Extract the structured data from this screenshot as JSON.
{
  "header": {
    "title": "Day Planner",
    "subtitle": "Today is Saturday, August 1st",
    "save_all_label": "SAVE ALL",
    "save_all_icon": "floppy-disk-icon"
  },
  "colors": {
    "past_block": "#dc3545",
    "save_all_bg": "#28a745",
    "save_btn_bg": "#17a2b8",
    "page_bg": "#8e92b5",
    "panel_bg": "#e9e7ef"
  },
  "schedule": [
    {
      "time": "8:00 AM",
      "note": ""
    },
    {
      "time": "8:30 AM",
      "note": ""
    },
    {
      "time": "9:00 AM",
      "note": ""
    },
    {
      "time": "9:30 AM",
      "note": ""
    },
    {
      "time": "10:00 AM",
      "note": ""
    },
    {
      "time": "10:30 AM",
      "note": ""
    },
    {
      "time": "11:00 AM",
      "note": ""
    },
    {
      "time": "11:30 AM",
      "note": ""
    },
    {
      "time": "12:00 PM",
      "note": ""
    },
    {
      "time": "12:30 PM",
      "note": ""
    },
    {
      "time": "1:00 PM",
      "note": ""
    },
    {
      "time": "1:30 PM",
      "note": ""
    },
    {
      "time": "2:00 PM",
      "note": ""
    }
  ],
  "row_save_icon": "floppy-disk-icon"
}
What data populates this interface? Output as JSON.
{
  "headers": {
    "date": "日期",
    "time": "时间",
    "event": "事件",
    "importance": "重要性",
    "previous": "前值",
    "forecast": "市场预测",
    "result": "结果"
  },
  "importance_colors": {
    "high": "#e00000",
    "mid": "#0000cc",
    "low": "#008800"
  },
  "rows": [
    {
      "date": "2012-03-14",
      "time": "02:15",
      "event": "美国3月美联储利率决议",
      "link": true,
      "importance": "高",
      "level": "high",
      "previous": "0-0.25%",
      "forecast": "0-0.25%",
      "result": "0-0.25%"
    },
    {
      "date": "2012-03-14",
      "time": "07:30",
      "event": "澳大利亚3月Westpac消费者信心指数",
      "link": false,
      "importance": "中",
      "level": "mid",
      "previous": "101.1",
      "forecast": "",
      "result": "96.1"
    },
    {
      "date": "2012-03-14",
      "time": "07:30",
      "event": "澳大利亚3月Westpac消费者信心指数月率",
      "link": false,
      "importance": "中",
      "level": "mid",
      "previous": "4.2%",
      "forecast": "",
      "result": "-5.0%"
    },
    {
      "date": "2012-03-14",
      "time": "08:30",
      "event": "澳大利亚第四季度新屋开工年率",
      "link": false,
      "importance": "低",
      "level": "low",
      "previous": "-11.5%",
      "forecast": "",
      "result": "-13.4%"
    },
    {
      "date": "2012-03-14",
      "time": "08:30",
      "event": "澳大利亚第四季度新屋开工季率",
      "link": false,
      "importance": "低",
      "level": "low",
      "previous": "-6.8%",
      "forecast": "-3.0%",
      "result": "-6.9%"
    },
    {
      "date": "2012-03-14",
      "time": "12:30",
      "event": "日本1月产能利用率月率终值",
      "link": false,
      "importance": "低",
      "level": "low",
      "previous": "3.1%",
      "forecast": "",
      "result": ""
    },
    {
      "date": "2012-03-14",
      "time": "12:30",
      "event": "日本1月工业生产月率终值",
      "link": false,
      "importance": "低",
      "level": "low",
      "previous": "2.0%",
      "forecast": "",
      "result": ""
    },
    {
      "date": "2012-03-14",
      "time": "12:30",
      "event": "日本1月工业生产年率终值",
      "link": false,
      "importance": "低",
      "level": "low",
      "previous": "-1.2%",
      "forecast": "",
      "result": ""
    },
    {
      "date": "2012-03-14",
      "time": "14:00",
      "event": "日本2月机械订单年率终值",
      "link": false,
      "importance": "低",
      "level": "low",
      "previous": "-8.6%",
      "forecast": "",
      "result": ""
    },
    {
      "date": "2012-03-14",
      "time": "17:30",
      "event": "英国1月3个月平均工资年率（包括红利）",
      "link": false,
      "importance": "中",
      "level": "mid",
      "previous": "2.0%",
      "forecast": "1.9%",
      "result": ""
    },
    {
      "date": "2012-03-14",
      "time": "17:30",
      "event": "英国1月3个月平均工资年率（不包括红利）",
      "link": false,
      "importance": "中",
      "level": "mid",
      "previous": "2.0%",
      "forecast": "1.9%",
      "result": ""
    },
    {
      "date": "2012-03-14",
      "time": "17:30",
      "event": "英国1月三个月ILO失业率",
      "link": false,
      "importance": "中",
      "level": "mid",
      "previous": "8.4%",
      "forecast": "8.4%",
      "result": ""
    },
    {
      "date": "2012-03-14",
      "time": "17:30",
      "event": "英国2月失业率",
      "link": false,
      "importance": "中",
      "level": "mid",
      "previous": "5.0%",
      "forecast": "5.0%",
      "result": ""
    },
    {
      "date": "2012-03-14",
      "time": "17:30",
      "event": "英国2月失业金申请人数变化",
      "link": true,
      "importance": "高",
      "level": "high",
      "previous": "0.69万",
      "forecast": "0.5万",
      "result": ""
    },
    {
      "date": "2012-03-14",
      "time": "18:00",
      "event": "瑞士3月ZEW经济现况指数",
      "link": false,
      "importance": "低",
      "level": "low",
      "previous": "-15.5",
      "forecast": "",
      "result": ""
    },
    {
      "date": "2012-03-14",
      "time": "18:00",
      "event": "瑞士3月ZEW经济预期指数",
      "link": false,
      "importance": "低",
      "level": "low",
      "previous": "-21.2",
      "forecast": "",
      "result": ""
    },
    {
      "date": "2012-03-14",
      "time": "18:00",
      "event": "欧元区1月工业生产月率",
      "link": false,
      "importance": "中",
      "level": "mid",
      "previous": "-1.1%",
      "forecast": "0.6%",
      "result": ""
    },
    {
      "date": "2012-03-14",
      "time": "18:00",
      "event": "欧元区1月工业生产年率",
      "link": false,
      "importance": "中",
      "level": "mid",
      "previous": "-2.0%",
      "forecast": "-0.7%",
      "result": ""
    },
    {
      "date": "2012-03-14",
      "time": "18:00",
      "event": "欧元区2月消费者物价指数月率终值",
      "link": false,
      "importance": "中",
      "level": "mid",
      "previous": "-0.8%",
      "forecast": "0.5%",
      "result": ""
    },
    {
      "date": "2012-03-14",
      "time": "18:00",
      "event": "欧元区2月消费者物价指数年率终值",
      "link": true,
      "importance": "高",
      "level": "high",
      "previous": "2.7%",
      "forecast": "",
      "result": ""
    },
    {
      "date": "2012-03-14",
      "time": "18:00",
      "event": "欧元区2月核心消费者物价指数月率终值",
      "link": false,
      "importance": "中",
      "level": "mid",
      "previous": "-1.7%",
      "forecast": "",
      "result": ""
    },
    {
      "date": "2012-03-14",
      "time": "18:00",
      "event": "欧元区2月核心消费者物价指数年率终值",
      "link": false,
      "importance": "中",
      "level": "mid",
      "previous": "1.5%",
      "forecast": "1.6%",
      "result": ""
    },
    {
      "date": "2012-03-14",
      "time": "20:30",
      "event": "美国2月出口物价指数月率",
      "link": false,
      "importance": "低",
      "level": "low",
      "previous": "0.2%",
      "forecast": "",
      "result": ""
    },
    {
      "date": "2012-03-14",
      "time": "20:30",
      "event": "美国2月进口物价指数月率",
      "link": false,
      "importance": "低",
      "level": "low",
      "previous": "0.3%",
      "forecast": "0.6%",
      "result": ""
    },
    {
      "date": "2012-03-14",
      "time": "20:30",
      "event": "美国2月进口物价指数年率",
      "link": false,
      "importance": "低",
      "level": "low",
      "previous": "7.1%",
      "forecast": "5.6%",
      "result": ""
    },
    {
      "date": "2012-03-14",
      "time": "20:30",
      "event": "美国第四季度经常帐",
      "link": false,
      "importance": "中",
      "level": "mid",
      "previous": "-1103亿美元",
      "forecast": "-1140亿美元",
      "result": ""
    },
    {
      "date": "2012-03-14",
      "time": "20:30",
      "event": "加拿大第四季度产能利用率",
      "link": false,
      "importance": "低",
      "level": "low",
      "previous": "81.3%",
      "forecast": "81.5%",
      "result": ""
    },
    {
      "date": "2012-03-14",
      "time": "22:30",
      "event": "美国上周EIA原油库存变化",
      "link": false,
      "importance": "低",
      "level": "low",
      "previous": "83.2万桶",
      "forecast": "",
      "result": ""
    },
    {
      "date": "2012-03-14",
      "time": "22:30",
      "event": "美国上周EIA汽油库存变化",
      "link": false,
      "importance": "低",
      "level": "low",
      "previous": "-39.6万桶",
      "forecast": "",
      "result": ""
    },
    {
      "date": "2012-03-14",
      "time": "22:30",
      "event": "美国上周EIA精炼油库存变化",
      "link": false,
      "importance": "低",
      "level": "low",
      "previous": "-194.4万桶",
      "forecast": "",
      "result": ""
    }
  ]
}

- WHAT THE EXERCISE ASKS -
Extract, from the listing above, every line where the string "icon" occurs.

- REPLY TO THE EXERCISE -
    "save_all_icon": "floppy-disk-icon"
  "row_save_icon": "floppy-disk-icon"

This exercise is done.